# [Dataset content]
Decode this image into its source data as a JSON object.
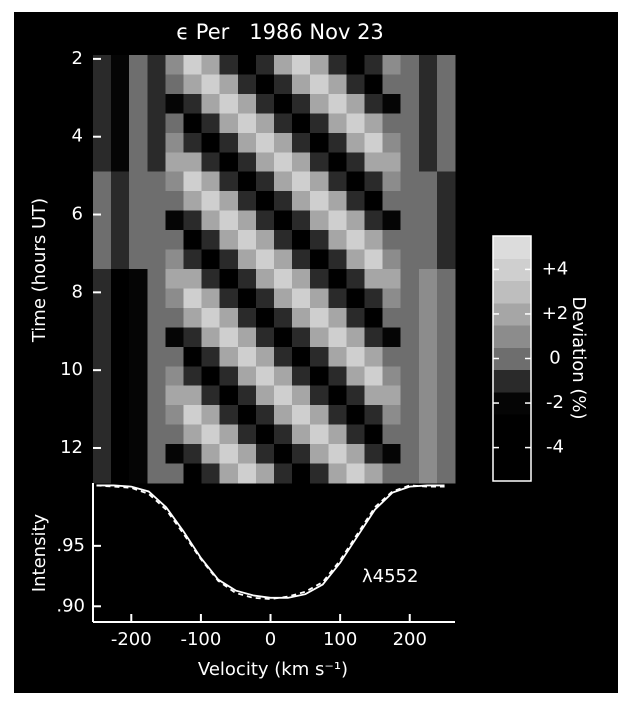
{
  "chart_data": [
    {
      "type": "heatmap",
      "title": "ϵ Per   1986 Nov 23",
      "ylabel": "Time (hours UT)",
      "x": [
        -242,
        -216,
        -190,
        -164,
        -138,
        -112,
        -86,
        -60,
        -34,
        -8,
        18,
        44,
        70,
        96,
        122,
        148,
        174,
        200,
        226,
        252
      ],
      "y": [
        2.15,
        2.65,
        3.15,
        3.65,
        4.15,
        4.65,
        5.15,
        5.65,
        6.15,
        6.65,
        7.15,
        7.65,
        8.15,
        8.65,
        9.15,
        9.65,
        10.15,
        10.65,
        11.15,
        11.65,
        12.15,
        12.65
      ],
      "values": [
        [
          -1,
          -2,
          0,
          -1,
          1,
          4,
          2,
          -1,
          -4,
          -1,
          2,
          4,
          2,
          -1,
          -4,
          -1,
          1,
          0,
          -1,
          0
        ],
        [
          -1,
          -2,
          0,
          -1,
          0,
          2,
          4,
          2,
          -1,
          -4,
          -1,
          2,
          4,
          2,
          -1,
          -4,
          0,
          0,
          -1,
          0
        ],
        [
          -1,
          -2,
          0,
          -1,
          -2,
          -1,
          2,
          4,
          2,
          -1,
          -4,
          -1,
          2,
          4,
          2,
          -1,
          -2,
          0,
          -1,
          0
        ],
        [
          -1,
          -2,
          0,
          -1,
          0,
          -4,
          -1,
          2,
          4,
          2,
          -1,
          -4,
          -1,
          2,
          4,
          2,
          0,
          0,
          -1,
          0
        ],
        [
          -1,
          -2,
          0,
          -1,
          1,
          -1,
          -4,
          -1,
          2,
          4,
          2,
          -1,
          -4,
          -1,
          2,
          4,
          1,
          0,
          -1,
          0
        ],
        [
          -1,
          -2,
          0,
          -1,
          2,
          2,
          -1,
          -4,
          -1,
          2,
          4,
          2,
          -1,
          -4,
          -1,
          2,
          2,
          0,
          -1,
          0
        ],
        [
          0,
          -1,
          0,
          0,
          1,
          4,
          2,
          -1,
          -4,
          -1,
          2,
          4,
          2,
          -1,
          -4,
          -1,
          1,
          0,
          0,
          -1
        ],
        [
          0,
          -1,
          0,
          0,
          0,
          2,
          4,
          2,
          -1,
          -4,
          -1,
          2,
          4,
          2,
          -1,
          -4,
          0,
          0,
          0,
          -1
        ],
        [
          0,
          -1,
          0,
          0,
          -2,
          -1,
          2,
          4,
          2,
          -1,
          -4,
          -1,
          2,
          4,
          2,
          -1,
          -2,
          0,
          0,
          -1
        ],
        [
          0,
          -1,
          0,
          0,
          0,
          -4,
          -1,
          2,
          4,
          2,
          -1,
          -4,
          -1,
          2,
          4,
          2,
          0,
          0,
          0,
          -1
        ],
        [
          0,
          -1,
          0,
          0,
          1,
          -1,
          -4,
          -1,
          2,
          4,
          2,
          -1,
          -4,
          -1,
          2,
          4,
          1,
          0,
          0,
          -1
        ],
        [
          -1,
          -3,
          -2,
          0,
          2,
          2,
          -1,
          -4,
          -1,
          2,
          4,
          2,
          -1,
          -4,
          -1,
          2,
          2,
          0,
          1,
          0
        ],
        [
          -1,
          -3,
          -2,
          0,
          1,
          4,
          2,
          -1,
          -4,
          -1,
          2,
          4,
          2,
          -1,
          -4,
          -1,
          1,
          0,
          1,
          0
        ],
        [
          -1,
          -3,
          -2,
          0,
          0,
          2,
          4,
          2,
          -1,
          -4,
          -1,
          2,
          4,
          2,
          -1,
          -4,
          0,
          0,
          1,
          0
        ],
        [
          -1,
          -3,
          -2,
          0,
          -2,
          -1,
          2,
          4,
          2,
          -1,
          -4,
          -1,
          2,
          4,
          2,
          -1,
          -2,
          0,
          1,
          0
        ],
        [
          -1,
          -3,
          -2,
          0,
          0,
          -4,
          -1,
          2,
          4,
          2,
          -1,
          -4,
          -1,
          2,
          4,
          2,
          0,
          0,
          1,
          0
        ],
        [
          -1,
          -3,
          -2,
          0,
          1,
          -1,
          -4,
          -1,
          2,
          4,
          2,
          -1,
          -4,
          -1,
          2,
          4,
          1,
          0,
          1,
          0
        ],
        [
          -1,
          -3,
          -2,
          0,
          2,
          2,
          -1,
          -4,
          -1,
          2,
          4,
          2,
          -1,
          -4,
          -1,
          2,
          2,
          0,
          1,
          0
        ],
        [
          -1,
          -3,
          -2,
          0,
          1,
          4,
          2,
          -1,
          -4,
          -1,
          2,
          4,
          2,
          -1,
          -4,
          -1,
          1,
          0,
          1,
          0
        ],
        [
          -1,
          -3,
          -2,
          0,
          0,
          2,
          4,
          2,
          -1,
          -4,
          -1,
          2,
          4,
          2,
          -1,
          -4,
          0,
          0,
          1,
          0
        ],
        [
          -1,
          -3,
          -2,
          0,
          -2,
          -1,
          2,
          4,
          2,
          -1,
          -4,
          -1,
          2,
          4,
          2,
          -1,
          -2,
          0,
          1,
          0
        ],
        [
          -1,
          -3,
          -2,
          0,
          0,
          -4,
          -1,
          2,
          4,
          2,
          -1,
          -4,
          -1,
          2,
          4,
          2,
          0,
          0,
          1,
          0
        ]
      ],
      "xlim": [
        -255,
        265
      ],
      "ylim": [
        1.9,
        12.9
      ],
      "y_inverted": true,
      "yticks": [
        2,
        4,
        6,
        8,
        10,
        12
      ],
      "clim": [
        -5.5,
        5.5
      ],
      "colors": [
        "#000000",
        "#000000",
        "#000000",
        "#050505",
        "#2a2a2a",
        "#6e6e6e",
        "#8c8c8c",
        "#a6a6a6",
        "#bebebe",
        "#cfcfcf",
        "#dcdcdc"
      ],
      "colorbar_label": "Deviation (%)",
      "colorbar_ticks": [
        {
          "value": 4,
          "label": "+4"
        },
        {
          "value": 2,
          "label": "+2"
        },
        0,
        -2,
        -4
      ]
    },
    {
      "type": "line",
      "ylabel": "Intensity",
      "xlabel": "Velocity (km s⁻¹)",
      "annotation": "λ4552",
      "x": [
        -250,
        -225,
        -200,
        -175,
        -150,
        -125,
        -100,
        -75,
        -50,
        -25,
        0,
        25,
        50,
        75,
        100,
        125,
        150,
        175,
        200,
        225,
        250
      ],
      "series": [
        {
          "color": "#ffffff",
          "line_style": "solid",
          "values": [
            1.0,
            1.0,
            0.999,
            0.995,
            0.982,
            0.962,
            0.94,
            0.922,
            0.913,
            0.909,
            0.907,
            0.907,
            0.91,
            0.918,
            0.936,
            0.958,
            0.98,
            0.994,
            0.999,
            1.0,
            1.0
          ]
        },
        {
          "color": "#ffffff",
          "line_style": "dashed",
          "values": [
            1.0,
            0.999,
            0.998,
            0.993,
            0.98,
            0.96,
            0.939,
            0.921,
            0.911,
            0.907,
            0.906,
            0.908,
            0.912,
            0.92,
            0.938,
            0.96,
            0.982,
            0.995,
            1.0,
            0.999,
            0.999
          ]
        }
      ],
      "xlim": [
        -255,
        265
      ],
      "ylim": [
        0.887,
        1.002
      ],
      "xticks": [
        -200,
        -100,
        0,
        100,
        200
      ],
      "yticks": [
        {
          "value": 0.9,
          "label": ".90"
        },
        {
          "value": 0.95,
          "label": ".95"
        }
      ]
    }
  ]
}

# [Written instruction]
Copy each line of the records containing the string "ylabel".

# [Answer to the exercise]
      "ylabel": "Time (hours UT)",
      "ylabel": "Intensity",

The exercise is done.